__WHAT THE EXERCISE ASKS__. Set down, word for word, the lines from the one holding "Decode this image" to the final line, both included, and skip the pictures.

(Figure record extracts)
══════════
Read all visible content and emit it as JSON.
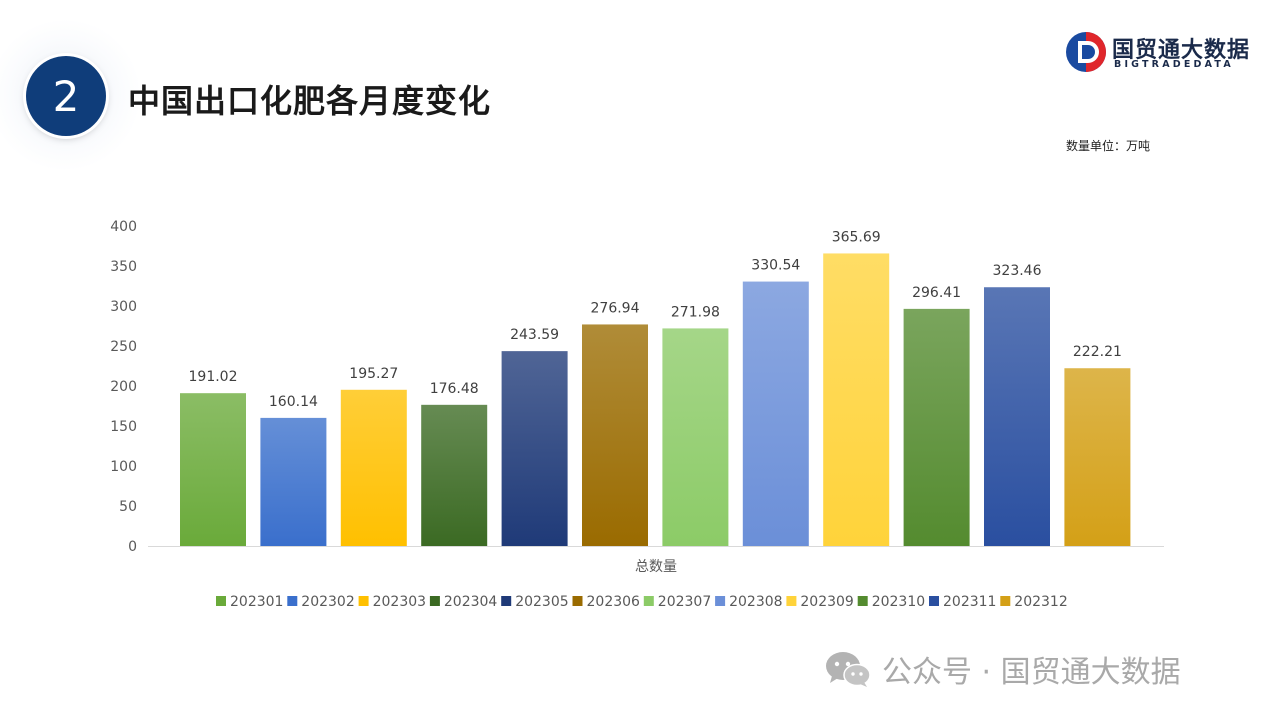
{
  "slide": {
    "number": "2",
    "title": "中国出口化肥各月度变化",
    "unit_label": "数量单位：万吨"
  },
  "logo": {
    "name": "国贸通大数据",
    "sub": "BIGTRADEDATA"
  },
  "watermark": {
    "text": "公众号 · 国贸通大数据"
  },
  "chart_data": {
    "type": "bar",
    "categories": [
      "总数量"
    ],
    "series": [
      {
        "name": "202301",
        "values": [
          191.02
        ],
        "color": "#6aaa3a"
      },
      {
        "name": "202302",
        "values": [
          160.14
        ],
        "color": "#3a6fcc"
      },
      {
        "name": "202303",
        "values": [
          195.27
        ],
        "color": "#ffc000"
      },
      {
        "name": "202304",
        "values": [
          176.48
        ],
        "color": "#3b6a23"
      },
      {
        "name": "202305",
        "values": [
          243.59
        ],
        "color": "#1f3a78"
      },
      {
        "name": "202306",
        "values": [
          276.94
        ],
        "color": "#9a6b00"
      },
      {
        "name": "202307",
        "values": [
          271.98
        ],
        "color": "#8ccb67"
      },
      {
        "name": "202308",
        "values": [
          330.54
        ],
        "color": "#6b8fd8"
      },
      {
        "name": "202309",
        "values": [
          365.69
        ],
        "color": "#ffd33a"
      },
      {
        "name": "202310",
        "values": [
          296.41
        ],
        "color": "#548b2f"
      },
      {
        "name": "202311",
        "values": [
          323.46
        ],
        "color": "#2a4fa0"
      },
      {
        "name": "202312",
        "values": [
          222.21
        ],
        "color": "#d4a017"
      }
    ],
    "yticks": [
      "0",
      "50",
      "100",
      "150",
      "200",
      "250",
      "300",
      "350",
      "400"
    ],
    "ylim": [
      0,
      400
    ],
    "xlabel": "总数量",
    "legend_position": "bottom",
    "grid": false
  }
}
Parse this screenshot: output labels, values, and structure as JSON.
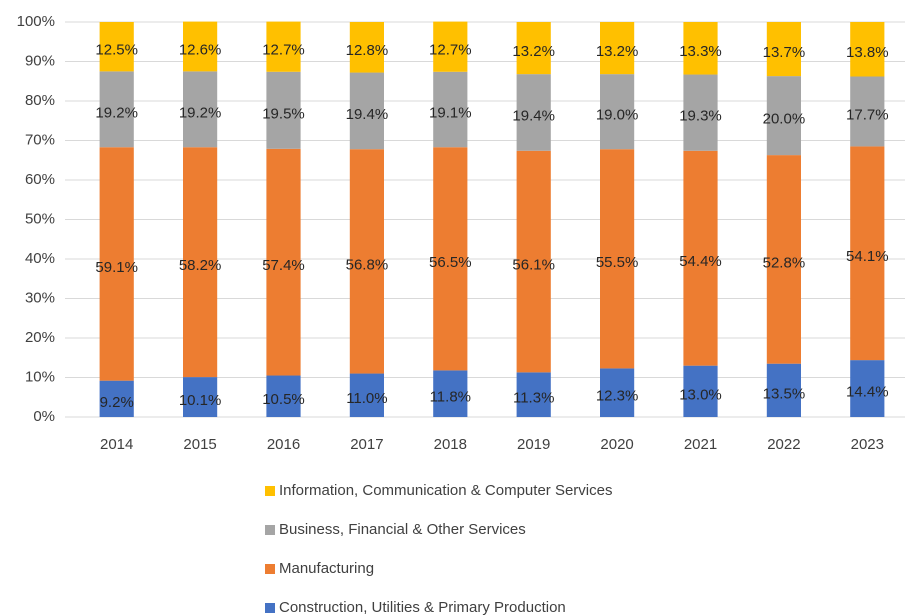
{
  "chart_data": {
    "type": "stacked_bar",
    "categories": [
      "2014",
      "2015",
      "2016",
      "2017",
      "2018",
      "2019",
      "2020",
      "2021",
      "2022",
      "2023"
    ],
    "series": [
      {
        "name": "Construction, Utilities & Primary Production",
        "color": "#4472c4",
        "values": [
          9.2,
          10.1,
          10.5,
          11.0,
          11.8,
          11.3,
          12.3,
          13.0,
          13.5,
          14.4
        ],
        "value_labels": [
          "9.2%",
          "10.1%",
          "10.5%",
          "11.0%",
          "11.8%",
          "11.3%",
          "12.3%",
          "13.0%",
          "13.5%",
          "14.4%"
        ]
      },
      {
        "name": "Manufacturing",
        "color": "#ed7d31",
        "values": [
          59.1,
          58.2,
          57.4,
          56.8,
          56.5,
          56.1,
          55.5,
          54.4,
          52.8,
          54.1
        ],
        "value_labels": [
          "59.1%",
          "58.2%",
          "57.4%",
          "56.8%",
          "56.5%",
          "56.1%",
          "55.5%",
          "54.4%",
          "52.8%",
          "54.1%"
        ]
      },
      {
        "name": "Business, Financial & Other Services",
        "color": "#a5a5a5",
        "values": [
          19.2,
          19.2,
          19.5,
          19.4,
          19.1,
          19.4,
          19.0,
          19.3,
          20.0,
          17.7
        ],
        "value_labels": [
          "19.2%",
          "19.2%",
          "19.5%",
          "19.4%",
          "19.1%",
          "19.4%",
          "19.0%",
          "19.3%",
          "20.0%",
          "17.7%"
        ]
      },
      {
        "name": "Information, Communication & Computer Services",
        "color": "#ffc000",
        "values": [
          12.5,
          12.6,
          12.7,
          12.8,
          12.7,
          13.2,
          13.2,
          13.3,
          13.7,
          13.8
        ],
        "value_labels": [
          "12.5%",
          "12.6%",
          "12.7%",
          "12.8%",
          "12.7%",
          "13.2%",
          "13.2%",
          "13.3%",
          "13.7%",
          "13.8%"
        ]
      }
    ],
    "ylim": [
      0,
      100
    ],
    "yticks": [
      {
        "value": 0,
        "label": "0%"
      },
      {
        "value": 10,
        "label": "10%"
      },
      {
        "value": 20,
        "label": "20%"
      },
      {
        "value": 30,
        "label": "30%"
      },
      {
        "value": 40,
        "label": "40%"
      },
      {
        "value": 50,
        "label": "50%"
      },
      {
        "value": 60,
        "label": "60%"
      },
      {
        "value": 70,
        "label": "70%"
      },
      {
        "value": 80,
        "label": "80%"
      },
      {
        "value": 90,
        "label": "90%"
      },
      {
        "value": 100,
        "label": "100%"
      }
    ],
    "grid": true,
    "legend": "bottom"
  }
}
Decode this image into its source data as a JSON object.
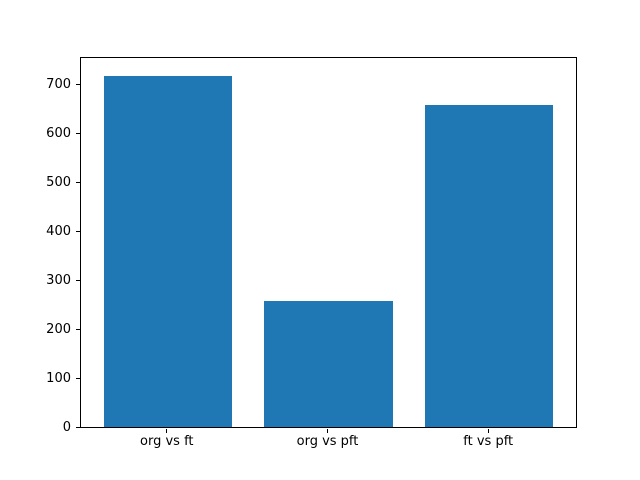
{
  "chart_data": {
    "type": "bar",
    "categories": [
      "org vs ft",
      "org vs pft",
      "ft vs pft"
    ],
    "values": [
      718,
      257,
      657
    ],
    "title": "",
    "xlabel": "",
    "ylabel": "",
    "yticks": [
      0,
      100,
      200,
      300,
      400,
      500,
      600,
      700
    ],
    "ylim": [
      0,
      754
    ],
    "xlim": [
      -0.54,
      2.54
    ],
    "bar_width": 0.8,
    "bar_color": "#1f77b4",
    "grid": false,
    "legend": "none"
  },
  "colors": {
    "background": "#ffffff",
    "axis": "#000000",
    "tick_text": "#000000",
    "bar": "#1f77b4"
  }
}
══════════
__COMPLETE OUTPUT__.
Decode this image into its source data as a JSON object.
{
  "chart_data": {
    "type": "bar",
    "categories": [
      "org vs ft",
      "org vs pft",
      "ft vs pft"
    ],
    "values": [
      718,
      257,
      657
    ],
    "title": "",
    "xlabel": "",
    "ylabel": "",
    "yticks": [
      0,
      100,
      200,
      300,
      400,
      500,
      600,
      700
    ],
    "ylim": [
      0,
      754
    ],
    "xlim": [
      -0.54,
      2.54
    ],
    "bar_width": 0.8,
    "bar_color": "#1f77b4",
    "grid": false,
    "legend": "none"
  },
  "colors": {
    "background": "#ffffff",
    "axis": "#000000",
    "tick_text": "#000000",
    "bar": "#1f77b4"
  }
}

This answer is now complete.